(Extracted data entries)
┄┄┄┄┄┄┄┄┄┄
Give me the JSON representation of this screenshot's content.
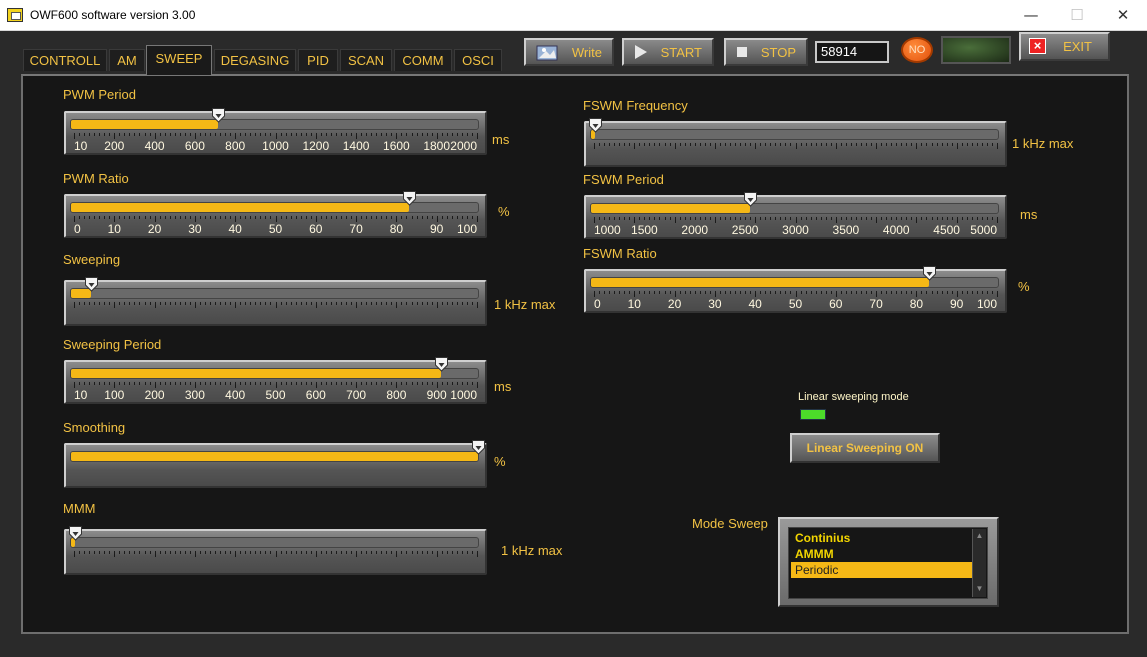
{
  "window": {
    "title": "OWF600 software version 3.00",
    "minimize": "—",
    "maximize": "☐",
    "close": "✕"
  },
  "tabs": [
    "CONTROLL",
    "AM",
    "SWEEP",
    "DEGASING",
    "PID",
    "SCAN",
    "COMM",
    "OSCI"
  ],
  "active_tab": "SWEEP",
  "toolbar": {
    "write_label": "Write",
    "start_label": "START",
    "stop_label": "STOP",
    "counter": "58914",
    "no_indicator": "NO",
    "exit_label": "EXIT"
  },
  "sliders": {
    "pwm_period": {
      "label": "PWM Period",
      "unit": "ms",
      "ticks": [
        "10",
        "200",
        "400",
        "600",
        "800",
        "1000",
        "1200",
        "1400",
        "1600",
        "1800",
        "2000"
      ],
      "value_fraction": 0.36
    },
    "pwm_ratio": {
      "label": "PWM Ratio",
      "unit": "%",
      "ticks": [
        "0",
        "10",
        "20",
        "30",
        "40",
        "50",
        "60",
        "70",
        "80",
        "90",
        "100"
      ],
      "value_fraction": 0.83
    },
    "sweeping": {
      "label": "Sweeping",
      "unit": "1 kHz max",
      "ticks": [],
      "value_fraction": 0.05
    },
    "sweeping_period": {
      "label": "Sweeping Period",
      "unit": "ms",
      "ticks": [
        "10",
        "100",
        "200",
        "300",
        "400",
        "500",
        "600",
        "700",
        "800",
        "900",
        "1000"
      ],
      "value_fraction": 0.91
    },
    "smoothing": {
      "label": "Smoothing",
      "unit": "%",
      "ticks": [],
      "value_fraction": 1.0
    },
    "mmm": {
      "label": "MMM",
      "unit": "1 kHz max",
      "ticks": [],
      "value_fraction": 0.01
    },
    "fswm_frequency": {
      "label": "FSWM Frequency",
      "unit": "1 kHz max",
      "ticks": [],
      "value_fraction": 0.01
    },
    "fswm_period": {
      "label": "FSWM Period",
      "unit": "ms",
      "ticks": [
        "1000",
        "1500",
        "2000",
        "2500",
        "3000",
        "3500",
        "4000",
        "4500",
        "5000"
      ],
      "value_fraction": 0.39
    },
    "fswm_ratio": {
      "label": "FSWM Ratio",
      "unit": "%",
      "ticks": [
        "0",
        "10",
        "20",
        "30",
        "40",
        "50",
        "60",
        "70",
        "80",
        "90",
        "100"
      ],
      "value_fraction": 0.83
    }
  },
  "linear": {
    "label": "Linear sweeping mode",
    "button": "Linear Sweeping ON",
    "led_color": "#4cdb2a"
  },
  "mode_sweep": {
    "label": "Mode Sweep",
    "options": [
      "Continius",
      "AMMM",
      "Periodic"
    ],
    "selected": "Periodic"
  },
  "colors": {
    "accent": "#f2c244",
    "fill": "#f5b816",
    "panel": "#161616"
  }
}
┄┄┄┄┄┄┄┄┄┄
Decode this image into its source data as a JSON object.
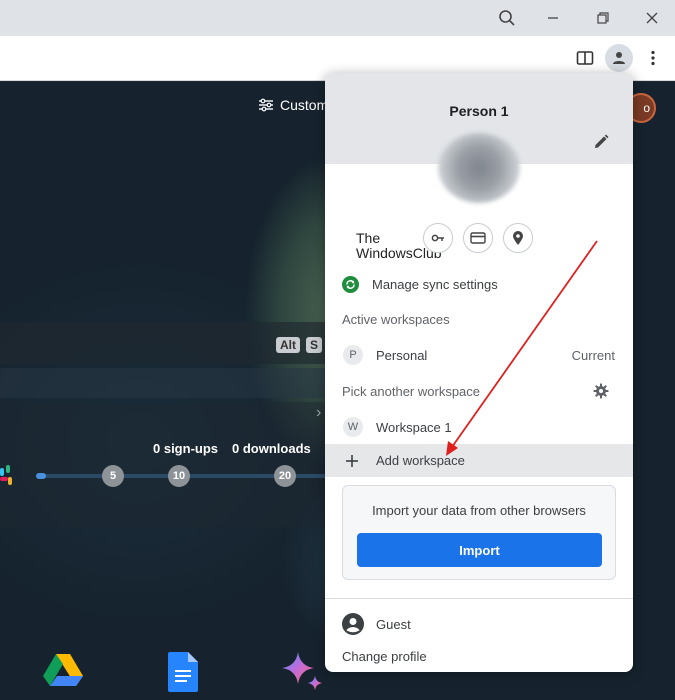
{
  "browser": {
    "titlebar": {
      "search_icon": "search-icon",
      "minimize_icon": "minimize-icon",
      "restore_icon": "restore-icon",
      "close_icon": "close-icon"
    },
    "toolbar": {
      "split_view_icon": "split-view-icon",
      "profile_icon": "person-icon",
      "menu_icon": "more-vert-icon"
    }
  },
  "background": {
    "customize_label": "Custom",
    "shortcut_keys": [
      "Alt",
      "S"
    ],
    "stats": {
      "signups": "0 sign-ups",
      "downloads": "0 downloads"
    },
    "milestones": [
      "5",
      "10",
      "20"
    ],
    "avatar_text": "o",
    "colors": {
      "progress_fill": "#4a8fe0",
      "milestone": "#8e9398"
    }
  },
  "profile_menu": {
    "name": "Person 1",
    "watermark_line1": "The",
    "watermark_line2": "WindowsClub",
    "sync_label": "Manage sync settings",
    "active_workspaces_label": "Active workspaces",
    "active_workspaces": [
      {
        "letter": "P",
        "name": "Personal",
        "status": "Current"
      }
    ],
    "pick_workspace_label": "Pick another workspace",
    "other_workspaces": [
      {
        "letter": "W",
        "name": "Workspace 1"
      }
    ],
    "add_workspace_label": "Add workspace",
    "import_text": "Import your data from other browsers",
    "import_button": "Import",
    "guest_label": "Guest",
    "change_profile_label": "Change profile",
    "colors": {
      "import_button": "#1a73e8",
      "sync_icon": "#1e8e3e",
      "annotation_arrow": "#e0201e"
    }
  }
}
┄┄┄┄┄┄┄┄┄┄
Task details -
Scan the listing above and identify each line holding the string "name"; copy every such line.

Worked answer -
    "name": "Person 1",
        "name": "Personal",
        "name": "Workspace 1"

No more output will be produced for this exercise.